-- Entries provided start --
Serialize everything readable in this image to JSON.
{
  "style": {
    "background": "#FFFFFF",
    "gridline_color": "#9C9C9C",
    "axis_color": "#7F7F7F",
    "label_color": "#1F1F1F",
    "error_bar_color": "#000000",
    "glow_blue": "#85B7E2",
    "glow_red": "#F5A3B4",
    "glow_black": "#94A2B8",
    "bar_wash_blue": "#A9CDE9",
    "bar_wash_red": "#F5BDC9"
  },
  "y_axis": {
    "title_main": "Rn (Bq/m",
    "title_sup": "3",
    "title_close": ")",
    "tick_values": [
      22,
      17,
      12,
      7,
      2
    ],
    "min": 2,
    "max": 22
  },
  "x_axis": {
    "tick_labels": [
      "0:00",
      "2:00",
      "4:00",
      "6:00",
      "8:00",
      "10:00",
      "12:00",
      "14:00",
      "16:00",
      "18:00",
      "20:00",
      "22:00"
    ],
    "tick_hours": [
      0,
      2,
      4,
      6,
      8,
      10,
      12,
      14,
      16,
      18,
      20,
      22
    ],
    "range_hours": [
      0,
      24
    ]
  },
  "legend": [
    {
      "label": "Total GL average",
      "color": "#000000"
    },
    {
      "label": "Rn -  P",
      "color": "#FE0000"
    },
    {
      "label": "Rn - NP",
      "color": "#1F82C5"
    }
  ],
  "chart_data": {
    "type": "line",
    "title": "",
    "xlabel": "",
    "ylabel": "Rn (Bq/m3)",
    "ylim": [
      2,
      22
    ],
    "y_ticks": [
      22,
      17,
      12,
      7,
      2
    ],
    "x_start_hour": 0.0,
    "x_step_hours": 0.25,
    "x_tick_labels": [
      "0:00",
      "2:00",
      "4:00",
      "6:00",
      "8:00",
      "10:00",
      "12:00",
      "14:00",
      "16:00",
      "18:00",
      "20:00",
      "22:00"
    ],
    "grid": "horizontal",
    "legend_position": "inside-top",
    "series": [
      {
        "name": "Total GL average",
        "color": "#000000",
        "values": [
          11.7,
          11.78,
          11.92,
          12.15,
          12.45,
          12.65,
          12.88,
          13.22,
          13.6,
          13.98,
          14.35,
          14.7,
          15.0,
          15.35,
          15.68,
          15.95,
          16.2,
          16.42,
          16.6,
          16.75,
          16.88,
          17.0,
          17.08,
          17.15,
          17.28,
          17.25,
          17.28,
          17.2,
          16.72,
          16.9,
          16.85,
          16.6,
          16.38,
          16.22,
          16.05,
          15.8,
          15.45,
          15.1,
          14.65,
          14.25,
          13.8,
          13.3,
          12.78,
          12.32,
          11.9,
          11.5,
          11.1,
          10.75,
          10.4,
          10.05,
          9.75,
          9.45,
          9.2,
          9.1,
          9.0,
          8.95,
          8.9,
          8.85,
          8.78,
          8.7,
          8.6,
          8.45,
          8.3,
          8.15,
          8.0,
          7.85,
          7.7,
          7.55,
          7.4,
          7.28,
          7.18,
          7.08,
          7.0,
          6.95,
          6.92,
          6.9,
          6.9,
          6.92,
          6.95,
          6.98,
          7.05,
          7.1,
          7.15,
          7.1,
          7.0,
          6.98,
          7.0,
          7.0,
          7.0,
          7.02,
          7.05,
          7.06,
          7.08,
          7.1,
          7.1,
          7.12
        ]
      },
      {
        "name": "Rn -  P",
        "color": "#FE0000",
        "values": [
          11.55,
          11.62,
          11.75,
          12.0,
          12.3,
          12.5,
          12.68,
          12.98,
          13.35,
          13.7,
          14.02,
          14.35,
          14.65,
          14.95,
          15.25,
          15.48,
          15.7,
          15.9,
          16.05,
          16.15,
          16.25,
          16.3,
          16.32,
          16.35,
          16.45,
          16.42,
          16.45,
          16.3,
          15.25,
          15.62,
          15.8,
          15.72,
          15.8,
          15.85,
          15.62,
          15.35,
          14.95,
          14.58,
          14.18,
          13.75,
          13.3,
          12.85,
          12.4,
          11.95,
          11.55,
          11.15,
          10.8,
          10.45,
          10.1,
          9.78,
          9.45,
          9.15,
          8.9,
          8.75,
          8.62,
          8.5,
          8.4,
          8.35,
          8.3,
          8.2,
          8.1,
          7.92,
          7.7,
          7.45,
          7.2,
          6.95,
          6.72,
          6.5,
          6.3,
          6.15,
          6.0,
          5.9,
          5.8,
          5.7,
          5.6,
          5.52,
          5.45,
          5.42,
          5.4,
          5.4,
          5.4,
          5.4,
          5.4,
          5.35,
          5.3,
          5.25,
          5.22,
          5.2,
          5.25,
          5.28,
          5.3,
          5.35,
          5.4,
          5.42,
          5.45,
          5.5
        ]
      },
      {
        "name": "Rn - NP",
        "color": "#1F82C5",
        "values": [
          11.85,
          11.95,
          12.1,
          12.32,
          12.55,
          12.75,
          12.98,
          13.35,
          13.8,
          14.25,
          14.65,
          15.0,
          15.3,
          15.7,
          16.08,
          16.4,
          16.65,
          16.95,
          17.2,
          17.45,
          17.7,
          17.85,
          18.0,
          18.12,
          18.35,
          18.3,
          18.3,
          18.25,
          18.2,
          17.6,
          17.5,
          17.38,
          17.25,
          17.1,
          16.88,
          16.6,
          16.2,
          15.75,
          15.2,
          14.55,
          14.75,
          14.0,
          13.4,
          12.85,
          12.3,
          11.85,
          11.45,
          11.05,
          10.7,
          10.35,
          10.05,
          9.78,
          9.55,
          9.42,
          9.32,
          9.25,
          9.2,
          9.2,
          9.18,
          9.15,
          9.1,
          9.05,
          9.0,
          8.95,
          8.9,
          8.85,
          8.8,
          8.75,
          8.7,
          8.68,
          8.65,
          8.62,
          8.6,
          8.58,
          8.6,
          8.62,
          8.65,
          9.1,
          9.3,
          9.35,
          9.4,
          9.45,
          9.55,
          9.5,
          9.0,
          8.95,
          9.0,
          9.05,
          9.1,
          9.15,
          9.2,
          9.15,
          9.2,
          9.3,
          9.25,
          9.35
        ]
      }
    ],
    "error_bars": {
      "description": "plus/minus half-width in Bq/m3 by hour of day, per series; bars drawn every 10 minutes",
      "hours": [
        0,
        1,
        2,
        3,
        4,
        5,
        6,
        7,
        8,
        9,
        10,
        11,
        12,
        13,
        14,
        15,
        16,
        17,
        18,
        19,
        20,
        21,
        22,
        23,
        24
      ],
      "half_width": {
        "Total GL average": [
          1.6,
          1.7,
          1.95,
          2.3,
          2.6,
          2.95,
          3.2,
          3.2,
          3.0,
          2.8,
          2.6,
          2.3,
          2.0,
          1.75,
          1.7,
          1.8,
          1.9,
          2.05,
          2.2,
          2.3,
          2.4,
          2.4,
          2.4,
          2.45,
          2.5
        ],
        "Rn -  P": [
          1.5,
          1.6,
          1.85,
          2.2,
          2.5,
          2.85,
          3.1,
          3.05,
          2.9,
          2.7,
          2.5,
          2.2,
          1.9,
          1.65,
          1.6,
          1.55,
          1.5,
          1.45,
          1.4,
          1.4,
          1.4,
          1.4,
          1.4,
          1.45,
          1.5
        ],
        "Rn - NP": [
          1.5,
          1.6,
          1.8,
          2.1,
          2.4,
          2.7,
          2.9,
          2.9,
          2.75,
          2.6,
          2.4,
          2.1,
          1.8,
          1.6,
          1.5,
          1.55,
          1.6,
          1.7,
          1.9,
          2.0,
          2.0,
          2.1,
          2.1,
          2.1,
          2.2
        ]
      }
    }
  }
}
-- Entries provided end --
▶ **What you will do**
Here, the records must be output exactly and in full.

▶ **Complete response**
Serialize everything readable in this image to JSON.
{
  "style": {
    "background": "#FFFFFF",
    "gridline_color": "#9C9C9C",
    "axis_color": "#7F7F7F",
    "label_color": "#1F1F1F",
    "error_bar_color": "#000000",
    "glow_blue": "#85B7E2",
    "glow_red": "#F5A3B4",
    "glow_black": "#94A2B8",
    "bar_wash_blue": "#A9CDE9",
    "bar_wash_red": "#F5BDC9"
  },
  "y_axis": {
    "title_main": "Rn (Bq/m",
    "title_sup": "3",
    "title_close": ")",
    "tick_values": [
      22,
      17,
      12,
      7,
      2
    ],
    "min": 2,
    "max": 22
  },
  "x_axis": {
    "tick_labels": [
      "0:00",
      "2:00",
      "4:00",
      "6:00",
      "8:00",
      "10:00",
      "12:00",
      "14:00",
      "16:00",
      "18:00",
      "20:00",
      "22:00"
    ],
    "tick_hours": [
      0,
      2,
      4,
      6,
      8,
      10,
      12,
      14,
      16,
      18,
      20,
      22
    ],
    "range_hours": [
      0,
      24
    ]
  },
  "legend": [
    {
      "label": "Total GL average",
      "color": "#000000"
    },
    {
      "label": "Rn -  P",
      "color": "#FE0000"
    },
    {
      "label": "Rn - NP",
      "color": "#1F82C5"
    }
  ],
  "chart_data": {
    "type": "line",
    "title": "",
    "xlabel": "",
    "ylabel": "Rn (Bq/m3)",
    "ylim": [
      2,
      22
    ],
    "y_ticks": [
      22,
      17,
      12,
      7,
      2
    ],
    "x_start_hour": 0.0,
    "x_step_hours": 0.25,
    "x_tick_labels": [
      "0:00",
      "2:00",
      "4:00",
      "6:00",
      "8:00",
      "10:00",
      "12:00",
      "14:00",
      "16:00",
      "18:00",
      "20:00",
      "22:00"
    ],
    "grid": "horizontal",
    "legend_position": "inside-top",
    "series": [
      {
        "name": "Total GL average",
        "color": "#000000",
        "values": [
          11.7,
          11.78,
          11.92,
          12.15,
          12.45,
          12.65,
          12.88,
          13.22,
          13.6,
          13.98,
          14.35,
          14.7,
          15.0,
          15.35,
          15.68,
          15.95,
          16.2,
          16.42,
          16.6,
          16.75,
          16.88,
          17.0,
          17.08,
          17.15,
          17.28,
          17.25,
          17.28,
          17.2,
          16.72,
          16.9,
          16.85,
          16.6,
          16.38,
          16.22,
          16.05,
          15.8,
          15.45,
          15.1,
          14.65,
          14.25,
          13.8,
          13.3,
          12.78,
          12.32,
          11.9,
          11.5,
          11.1,
          10.75,
          10.4,
          10.05,
          9.75,
          9.45,
          9.2,
          9.1,
          9.0,
          8.95,
          8.9,
          8.85,
          8.78,
          8.7,
          8.6,
          8.45,
          8.3,
          8.15,
          8.0,
          7.85,
          7.7,
          7.55,
          7.4,
          7.28,
          7.18,
          7.08,
          7.0,
          6.95,
          6.92,
          6.9,
          6.9,
          6.92,
          6.95,
          6.98,
          7.05,
          7.1,
          7.15,
          7.1,
          7.0,
          6.98,
          7.0,
          7.0,
          7.0,
          7.02,
          7.05,
          7.06,
          7.08,
          7.1,
          7.1,
          7.12
        ]
      },
      {
        "name": "Rn -  P",
        "color": "#FE0000",
        "values": [
          11.55,
          11.62,
          11.75,
          12.0,
          12.3,
          12.5,
          12.68,
          12.98,
          13.35,
          13.7,
          14.02,
          14.35,
          14.65,
          14.95,
          15.25,
          15.48,
          15.7,
          15.9,
          16.05,
          16.15,
          16.25,
          16.3,
          16.32,
          16.35,
          16.45,
          16.42,
          16.45,
          16.3,
          15.25,
          15.62,
          15.8,
          15.72,
          15.8,
          15.85,
          15.62,
          15.35,
          14.95,
          14.58,
          14.18,
          13.75,
          13.3,
          12.85,
          12.4,
          11.95,
          11.55,
          11.15,
          10.8,
          10.45,
          10.1,
          9.78,
          9.45,
          9.15,
          8.9,
          8.75,
          8.62,
          8.5,
          8.4,
          8.35,
          8.3,
          8.2,
          8.1,
          7.92,
          7.7,
          7.45,
          7.2,
          6.95,
          6.72,
          6.5,
          6.3,
          6.15,
          6.0,
          5.9,
          5.8,
          5.7,
          5.6,
          5.52,
          5.45,
          5.42,
          5.4,
          5.4,
          5.4,
          5.4,
          5.4,
          5.35,
          5.3,
          5.25,
          5.22,
          5.2,
          5.25,
          5.28,
          5.3,
          5.35,
          5.4,
          5.42,
          5.45,
          5.5
        ]
      },
      {
        "name": "Rn - NP",
        "color": "#1F82C5",
        "values": [
          11.85,
          11.95,
          12.1,
          12.32,
          12.55,
          12.75,
          12.98,
          13.35,
          13.8,
          14.25,
          14.65,
          15.0,
          15.3,
          15.7,
          16.08,
          16.4,
          16.65,
          16.95,
          17.2,
          17.45,
          17.7,
          17.85,
          18.0,
          18.12,
          18.35,
          18.3,
          18.3,
          18.25,
          18.2,
          17.6,
          17.5,
          17.38,
          17.25,
          17.1,
          16.88,
          16.6,
          16.2,
          15.75,
          15.2,
          14.55,
          14.75,
          14.0,
          13.4,
          12.85,
          12.3,
          11.85,
          11.45,
          11.05,
          10.7,
          10.35,
          10.05,
          9.78,
          9.55,
          9.42,
          9.32,
          9.25,
          9.2,
          9.2,
          9.18,
          9.15,
          9.1,
          9.05,
          9.0,
          8.95,
          8.9,
          8.85,
          8.8,
          8.75,
          8.7,
          8.68,
          8.65,
          8.62,
          8.6,
          8.58,
          8.6,
          8.62,
          8.65,
          9.1,
          9.3,
          9.35,
          9.4,
          9.45,
          9.55,
          9.5,
          9.0,
          8.95,
          9.0,
          9.05,
          9.1,
          9.15,
          9.2,
          9.15,
          9.2,
          9.3,
          9.25,
          9.35
        ]
      }
    ],
    "error_bars": {
      "description": "plus/minus half-width in Bq/m3 by hour of day, per series; bars drawn every 10 minutes",
      "hours": [
        0,
        1,
        2,
        3,
        4,
        5,
        6,
        7,
        8,
        9,
        10,
        11,
        12,
        13,
        14,
        15,
        16,
        17,
        18,
        19,
        20,
        21,
        22,
        23,
        24
      ],
      "half_width": {
        "Total GL average": [
          1.6,
          1.7,
          1.95,
          2.3,
          2.6,
          2.95,
          3.2,
          3.2,
          3.0,
          2.8,
          2.6,
          2.3,
          2.0,
          1.75,
          1.7,
          1.8,
          1.9,
          2.05,
          2.2,
          2.3,
          2.4,
          2.4,
          2.4,
          2.45,
          2.5
        ],
        "Rn -  P": [
          1.5,
          1.6,
          1.85,
          2.2,
          2.5,
          2.85,
          3.1,
          3.05,
          2.9,
          2.7,
          2.5,
          2.2,
          1.9,
          1.65,
          1.6,
          1.55,
          1.5,
          1.45,
          1.4,
          1.4,
          1.4,
          1.4,
          1.4,
          1.45,
          1.5
        ],
        "Rn - NP": [
          1.5,
          1.6,
          1.8,
          2.1,
          2.4,
          2.7,
          2.9,
          2.9,
          2.75,
          2.6,
          2.4,
          2.1,
          1.8,
          1.6,
          1.5,
          1.55,
          1.6,
          1.7,
          1.9,
          2.0,
          2.0,
          2.1,
          2.1,
          2.1,
          2.2
        ]
      }
    }
  }
}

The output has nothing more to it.